# START OF Task inputs

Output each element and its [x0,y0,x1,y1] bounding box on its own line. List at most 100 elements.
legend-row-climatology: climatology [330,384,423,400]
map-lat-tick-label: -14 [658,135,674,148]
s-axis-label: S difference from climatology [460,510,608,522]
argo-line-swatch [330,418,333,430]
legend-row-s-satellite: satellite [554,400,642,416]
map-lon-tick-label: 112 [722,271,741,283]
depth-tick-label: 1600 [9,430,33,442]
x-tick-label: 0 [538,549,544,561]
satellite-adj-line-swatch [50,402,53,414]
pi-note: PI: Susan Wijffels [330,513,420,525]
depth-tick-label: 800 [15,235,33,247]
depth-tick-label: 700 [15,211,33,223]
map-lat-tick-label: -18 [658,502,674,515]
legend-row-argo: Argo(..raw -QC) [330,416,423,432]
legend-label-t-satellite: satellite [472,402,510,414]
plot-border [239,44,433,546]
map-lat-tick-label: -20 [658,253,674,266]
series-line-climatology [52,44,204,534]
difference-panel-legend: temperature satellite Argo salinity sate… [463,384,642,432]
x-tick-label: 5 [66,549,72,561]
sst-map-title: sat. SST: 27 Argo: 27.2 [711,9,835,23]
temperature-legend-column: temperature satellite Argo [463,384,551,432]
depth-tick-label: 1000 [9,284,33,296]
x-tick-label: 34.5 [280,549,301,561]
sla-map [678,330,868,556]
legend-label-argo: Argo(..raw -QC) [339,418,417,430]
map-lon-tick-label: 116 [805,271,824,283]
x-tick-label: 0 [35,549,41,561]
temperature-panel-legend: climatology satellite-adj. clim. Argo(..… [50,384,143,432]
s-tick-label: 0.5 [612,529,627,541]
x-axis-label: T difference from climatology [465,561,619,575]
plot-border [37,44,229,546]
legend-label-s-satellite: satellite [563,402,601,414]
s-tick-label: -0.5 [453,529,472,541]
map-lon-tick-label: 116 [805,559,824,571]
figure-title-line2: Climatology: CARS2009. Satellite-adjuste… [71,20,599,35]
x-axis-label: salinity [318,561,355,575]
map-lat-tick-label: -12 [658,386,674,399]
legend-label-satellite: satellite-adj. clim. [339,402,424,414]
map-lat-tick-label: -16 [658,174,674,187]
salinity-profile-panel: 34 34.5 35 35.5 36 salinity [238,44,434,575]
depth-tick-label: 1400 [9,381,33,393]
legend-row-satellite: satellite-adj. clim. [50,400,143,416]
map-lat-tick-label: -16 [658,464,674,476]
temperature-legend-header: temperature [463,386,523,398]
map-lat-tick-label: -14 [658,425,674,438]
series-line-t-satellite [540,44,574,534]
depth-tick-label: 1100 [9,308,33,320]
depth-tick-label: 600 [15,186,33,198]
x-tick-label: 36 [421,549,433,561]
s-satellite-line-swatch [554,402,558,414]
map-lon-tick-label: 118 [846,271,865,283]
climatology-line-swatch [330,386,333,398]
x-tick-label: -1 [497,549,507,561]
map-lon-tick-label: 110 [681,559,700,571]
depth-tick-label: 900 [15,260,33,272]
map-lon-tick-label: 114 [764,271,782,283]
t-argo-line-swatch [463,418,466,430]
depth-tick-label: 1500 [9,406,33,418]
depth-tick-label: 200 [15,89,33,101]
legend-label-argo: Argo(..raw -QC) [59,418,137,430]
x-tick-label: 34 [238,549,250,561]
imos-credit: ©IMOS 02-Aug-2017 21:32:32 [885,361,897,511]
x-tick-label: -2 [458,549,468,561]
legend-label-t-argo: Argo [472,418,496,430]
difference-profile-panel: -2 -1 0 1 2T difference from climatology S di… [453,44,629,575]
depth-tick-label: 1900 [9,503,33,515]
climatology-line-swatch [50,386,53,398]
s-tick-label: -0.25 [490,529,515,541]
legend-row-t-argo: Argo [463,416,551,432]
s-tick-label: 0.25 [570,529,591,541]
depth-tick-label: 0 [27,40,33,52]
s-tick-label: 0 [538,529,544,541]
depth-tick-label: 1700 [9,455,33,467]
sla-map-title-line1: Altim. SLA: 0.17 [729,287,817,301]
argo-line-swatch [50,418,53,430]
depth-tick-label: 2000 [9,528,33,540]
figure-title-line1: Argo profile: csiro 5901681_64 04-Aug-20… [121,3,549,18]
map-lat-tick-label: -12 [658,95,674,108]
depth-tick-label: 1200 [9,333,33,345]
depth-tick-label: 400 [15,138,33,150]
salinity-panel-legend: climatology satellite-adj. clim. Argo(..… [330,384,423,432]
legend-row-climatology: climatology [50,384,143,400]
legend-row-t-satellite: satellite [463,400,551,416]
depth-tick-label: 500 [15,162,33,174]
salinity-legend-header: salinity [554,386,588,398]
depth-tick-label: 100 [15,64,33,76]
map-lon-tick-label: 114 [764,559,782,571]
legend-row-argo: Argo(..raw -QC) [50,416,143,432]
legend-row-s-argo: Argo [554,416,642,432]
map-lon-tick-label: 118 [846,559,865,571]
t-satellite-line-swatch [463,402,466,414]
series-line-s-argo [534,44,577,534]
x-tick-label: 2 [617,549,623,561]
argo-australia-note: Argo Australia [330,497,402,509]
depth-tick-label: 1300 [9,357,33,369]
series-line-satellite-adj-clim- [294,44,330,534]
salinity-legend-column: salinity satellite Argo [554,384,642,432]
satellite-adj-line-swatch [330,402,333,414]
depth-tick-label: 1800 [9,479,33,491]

# END OF Task inputs

# [Task description]
Please reproduce all of the rows above verbatim, leaving each one unchanged.

# [Answer to this exercise]
Output each element and its [x0,y0,x1,y1] bounding box on its own line. List at most 100 elements.
legend-row-climatology: climatology [330,384,423,400]
map-lat-tick-label: -14 [658,135,674,148]
s-axis-label: S difference from climatology [460,510,608,522]
argo-line-swatch [330,418,333,430]
legend-row-s-satellite: satellite [554,400,642,416]
map-lon-tick-label: 112 [722,271,741,283]
depth-tick-label: 1600 [9,430,33,442]
x-tick-label: 0 [538,549,544,561]
satellite-adj-line-swatch [50,402,53,414]
pi-note: PI: Susan Wijffels [330,513,420,525]
depth-tick-label: 800 [15,235,33,247]
depth-tick-label: 700 [15,211,33,223]
map-lat-tick-label: -18 [658,502,674,515]
legend-row-argo: Argo(..raw -QC) [330,416,423,432]
legend-label-t-satellite: satellite [472,402,510,414]
plot-border [239,44,433,546]
map-lat-tick-label: -20 [658,253,674,266]
series-line-climatology [52,44,204,534]
difference-panel-legend: temperature satellite Argo salinity sate… [463,384,642,432]
x-tick-label: 5 [66,549,72,561]
sst-map-title: sat. SST: 27 Argo: 27.2 [711,9,835,23]
temperature-legend-column: temperature satellite Argo [463,384,551,432]
depth-tick-label: 1000 [9,284,33,296]
x-tick-label: 34.5 [280,549,301,561]
sla-map [678,330,868,556]
legend-label-argo: Argo(..raw -QC) [339,418,417,430]
map-lon-tick-label: 116 [805,271,824,283]
x-tick-label: 0 [35,549,41,561]
temperature-panel-legend: climatology satellite-adj. clim. Argo(..… [50,384,143,432]
s-tick-label: 0.5 [612,529,627,541]
x-axis-label: T difference from climatology [465,561,619,575]
plot-border [37,44,229,546]
legend-label-s-satellite: satellite [563,402,601,414]
s-tick-label: -0.5 [453,529,472,541]
map-lon-tick-label: 116 [805,559,824,571]
figure-title-line2: Climatology: CARS2009. Satellite-adjuste… [71,20,599,35]
x-axis-label: salinity [318,561,355,575]
map-lat-tick-label: -12 [658,386,674,399]
legend-label-satellite: satellite-adj. clim. [339,402,424,414]
map-lat-tick-label: -16 [658,174,674,187]
salinity-profile-panel: 34 34.5 35 35.5 36 salinity [238,44,434,575]
depth-tick-label: 1400 [9,381,33,393]
legend-row-satellite: satellite-adj. clim. [50,400,143,416]
map-lat-tick-label: -16 [658,464,674,476]
temperature-legend-header: temperature [463,386,523,398]
map-lat-tick-label: -14 [658,425,674,438]
series-line-t-satellite [540,44,574,534]
depth-tick-label: 1100 [9,308,33,320]
depth-tick-label: 600 [15,186,33,198]
x-tick-label: 36 [421,549,433,561]
s-satellite-line-swatch [554,402,558,414]
map-lon-tick-label: 118 [846,271,865,283]
climatology-line-swatch [330,386,333,398]
x-tick-label: -1 [497,549,507,561]
map-lon-tick-label: 110 [681,559,700,571]
depth-tick-label: 900 [15,260,33,272]
map-lon-tick-label: 114 [764,271,782,283]
t-argo-line-swatch [463,418,466,430]
depth-tick-label: 1500 [9,406,33,418]
depth-tick-label: 200 [15,89,33,101]
legend-label-argo: Argo(..raw -QC) [59,418,137,430]
x-tick-label: 34 [238,549,250,561]
imos-credit: ©IMOS 02-Aug-2017 21:32:32 [885,361,897,511]
x-tick-label: -2 [458,549,468,561]
legend-label-t-argo: Argo [472,418,496,430]
difference-profile-panel: -2 -1 0 1 2T difference from climatology S di… [453,44,629,575]
depth-tick-label: 1900 [9,503,33,515]
climatology-line-swatch [50,386,53,398]
s-tick-label: -0.25 [490,529,515,541]
legend-row-t-argo: Argo [463,416,551,432]
s-tick-label: 0.25 [570,529,591,541]
depth-tick-label: 0 [27,40,33,52]
s-tick-label: 0 [538,529,544,541]
depth-tick-label: 1700 [9,455,33,467]
sla-map-title-line1: Altim. SLA: 0.17 [729,287,817,301]
argo-line-swatch [50,418,53,430]
depth-tick-label: 2000 [9,528,33,540]
figure-title-line1: Argo profile: csiro 5901681_64 04-Aug-20… [121,3,549,18]
map-lat-tick-label: -12 [658,95,674,108]
depth-tick-label: 1200 [9,333,33,345]
depth-tick-label: 400 [15,138,33,150]
salinity-panel-legend: climatology satellite-adj. clim. Argo(..… [330,384,423,432]
legend-row-climatology: climatology [50,384,143,400]
legend-row-t-satellite: satellite [463,400,551,416]
depth-tick-label: 500 [15,162,33,174]
salinity-legend-header: salinity [554,386,588,398]
depth-tick-label: 100 [15,64,33,76]
map-lon-tick-label: 114 [764,559,782,571]
legend-row-argo: Argo(..raw -QC) [50,416,143,432]
legend-row-s-argo: Argo [554,416,642,432]
map-lon-tick-label: 118 [846,559,865,571]
t-satellite-line-swatch [463,402,466,414]
series-line-s-argo [534,44,577,534]
x-tick-label: 2 [617,549,623,561]
argo-australia-note: Argo Australia [330,497,402,509]
depth-tick-label: 1300 [9,357,33,369]
series-line-satellite-adj-clim- [294,44,330,534]
salinity-legend-column: salinity satellite Argo [554,384,642,432]
satellite-adj-line-swatch [330,402,333,414]
depth-tick-label: 1800 [9,479,33,491]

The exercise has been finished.